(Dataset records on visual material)
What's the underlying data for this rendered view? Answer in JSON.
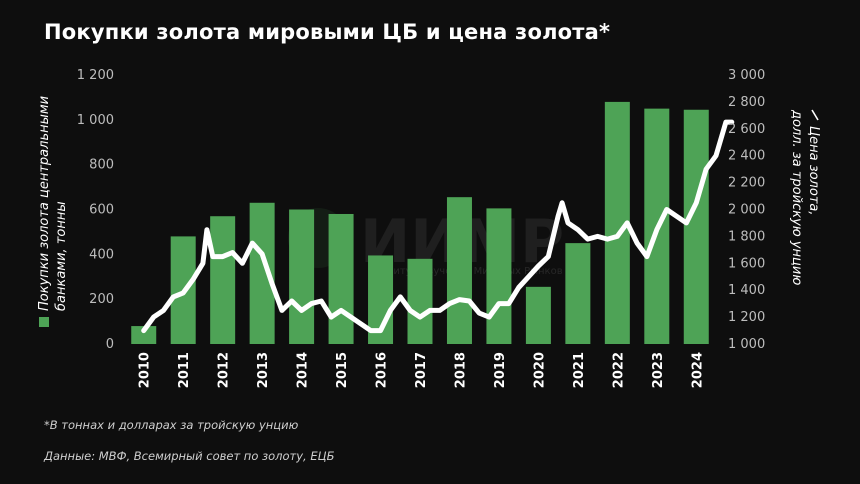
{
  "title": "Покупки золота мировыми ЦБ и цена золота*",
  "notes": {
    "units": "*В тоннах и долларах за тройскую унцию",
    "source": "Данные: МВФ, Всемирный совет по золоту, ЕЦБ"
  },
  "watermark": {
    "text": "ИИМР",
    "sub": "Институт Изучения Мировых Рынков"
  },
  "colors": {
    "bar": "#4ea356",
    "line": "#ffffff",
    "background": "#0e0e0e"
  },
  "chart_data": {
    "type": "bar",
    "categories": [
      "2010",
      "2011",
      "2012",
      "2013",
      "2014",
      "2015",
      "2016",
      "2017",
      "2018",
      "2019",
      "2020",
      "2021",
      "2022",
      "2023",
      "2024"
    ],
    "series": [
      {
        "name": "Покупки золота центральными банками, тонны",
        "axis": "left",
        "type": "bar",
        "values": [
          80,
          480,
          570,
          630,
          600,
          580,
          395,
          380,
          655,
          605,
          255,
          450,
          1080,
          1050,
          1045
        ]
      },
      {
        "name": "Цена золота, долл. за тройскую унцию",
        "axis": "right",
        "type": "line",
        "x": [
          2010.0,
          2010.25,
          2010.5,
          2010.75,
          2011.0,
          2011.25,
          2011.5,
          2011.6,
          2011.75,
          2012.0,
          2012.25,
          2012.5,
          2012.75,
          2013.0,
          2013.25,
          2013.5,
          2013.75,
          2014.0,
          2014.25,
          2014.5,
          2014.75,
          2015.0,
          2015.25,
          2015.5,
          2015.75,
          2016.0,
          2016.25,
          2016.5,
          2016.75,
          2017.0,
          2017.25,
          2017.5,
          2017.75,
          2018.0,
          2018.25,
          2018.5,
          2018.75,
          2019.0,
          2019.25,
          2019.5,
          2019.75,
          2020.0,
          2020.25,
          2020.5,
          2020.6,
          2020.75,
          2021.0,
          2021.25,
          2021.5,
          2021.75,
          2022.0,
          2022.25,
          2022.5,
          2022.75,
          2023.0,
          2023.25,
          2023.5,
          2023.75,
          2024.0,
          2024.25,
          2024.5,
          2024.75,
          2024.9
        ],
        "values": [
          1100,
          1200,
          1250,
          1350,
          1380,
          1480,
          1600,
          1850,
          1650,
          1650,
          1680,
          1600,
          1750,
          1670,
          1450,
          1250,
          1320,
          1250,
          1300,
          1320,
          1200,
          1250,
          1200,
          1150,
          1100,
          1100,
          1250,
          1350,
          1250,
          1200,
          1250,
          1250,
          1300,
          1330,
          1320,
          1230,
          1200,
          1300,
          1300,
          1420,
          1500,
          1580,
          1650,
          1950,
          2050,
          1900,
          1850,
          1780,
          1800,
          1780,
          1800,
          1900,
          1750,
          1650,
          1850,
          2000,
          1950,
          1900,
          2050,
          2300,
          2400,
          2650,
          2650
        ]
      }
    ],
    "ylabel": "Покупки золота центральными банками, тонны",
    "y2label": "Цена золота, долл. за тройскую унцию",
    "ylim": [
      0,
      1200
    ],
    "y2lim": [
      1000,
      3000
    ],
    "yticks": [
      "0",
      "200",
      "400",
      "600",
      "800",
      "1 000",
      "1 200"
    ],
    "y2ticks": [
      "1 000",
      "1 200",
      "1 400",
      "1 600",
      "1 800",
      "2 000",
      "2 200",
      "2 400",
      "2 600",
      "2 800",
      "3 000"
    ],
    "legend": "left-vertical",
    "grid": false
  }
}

* Given task *
Copy the records exactly. Skip the pictures.

* Solution to the problem *
What's the underlying data for this rendered view? Answer in JSON.
{
  "title": "Покупки золота мировыми ЦБ и цена золота*",
  "notes": {
    "units": "*В тоннах и долларах за тройскую унцию",
    "source": "Данные: МВФ, Всемирный совет по золоту, ЕЦБ"
  },
  "watermark": {
    "text": "ИИМР",
    "sub": "Институт Изучения Мировых Рынков"
  },
  "colors": {
    "bar": "#4ea356",
    "line": "#ffffff",
    "background": "#0e0e0e"
  },
  "chart_data": {
    "type": "bar",
    "categories": [
      "2010",
      "2011",
      "2012",
      "2013",
      "2014",
      "2015",
      "2016",
      "2017",
      "2018",
      "2019",
      "2020",
      "2021",
      "2022",
      "2023",
      "2024"
    ],
    "series": [
      {
        "name": "Покупки золота центральными банками, тонны",
        "axis": "left",
        "type": "bar",
        "values": [
          80,
          480,
          570,
          630,
          600,
          580,
          395,
          380,
          655,
          605,
          255,
          450,
          1080,
          1050,
          1045
        ]
      },
      {
        "name": "Цена золота, долл. за тройскую унцию",
        "axis": "right",
        "type": "line",
        "x": [
          2010.0,
          2010.25,
          2010.5,
          2010.75,
          2011.0,
          2011.25,
          2011.5,
          2011.6,
          2011.75,
          2012.0,
          2012.25,
          2012.5,
          2012.75,
          2013.0,
          2013.25,
          2013.5,
          2013.75,
          2014.0,
          2014.25,
          2014.5,
          2014.75,
          2015.0,
          2015.25,
          2015.5,
          2015.75,
          2016.0,
          2016.25,
          2016.5,
          2016.75,
          2017.0,
          2017.25,
          2017.5,
          2017.75,
          2018.0,
          2018.25,
          2018.5,
          2018.75,
          2019.0,
          2019.25,
          2019.5,
          2019.75,
          2020.0,
          2020.25,
          2020.5,
          2020.6,
          2020.75,
          2021.0,
          2021.25,
          2021.5,
          2021.75,
          2022.0,
          2022.25,
          2022.5,
          2022.75,
          2023.0,
          2023.25,
          2023.5,
          2023.75,
          2024.0,
          2024.25,
          2024.5,
          2024.75,
          2024.9
        ],
        "values": [
          1100,
          1200,
          1250,
          1350,
          1380,
          1480,
          1600,
          1850,
          1650,
          1650,
          1680,
          1600,
          1750,
          1670,
          1450,
          1250,
          1320,
          1250,
          1300,
          1320,
          1200,
          1250,
          1200,
          1150,
          1100,
          1100,
          1250,
          1350,
          1250,
          1200,
          1250,
          1250,
          1300,
          1330,
          1320,
          1230,
          1200,
          1300,
          1300,
          1420,
          1500,
          1580,
          1650,
          1950,
          2050,
          1900,
          1850,
          1780,
          1800,
          1780,
          1800,
          1900,
          1750,
          1650,
          1850,
          2000,
          1950,
          1900,
          2050,
          2300,
          2400,
          2650,
          2650
        ]
      }
    ],
    "ylabel": "Покупки золота центральными банками, тонны",
    "y2label": "Цена золота, долл. за тройскую унцию",
    "ylim": [
      0,
      1200
    ],
    "y2lim": [
      1000,
      3000
    ],
    "yticks": [
      "0",
      "200",
      "400",
      "600",
      "800",
      "1 000",
      "1 200"
    ],
    "y2ticks": [
      "1 000",
      "1 200",
      "1 400",
      "1 600",
      "1 800",
      "2 000",
      "2 200",
      "2 400",
      "2 600",
      "2 800",
      "3 000"
    ],
    "legend": "left-vertical",
    "grid": false
  }
}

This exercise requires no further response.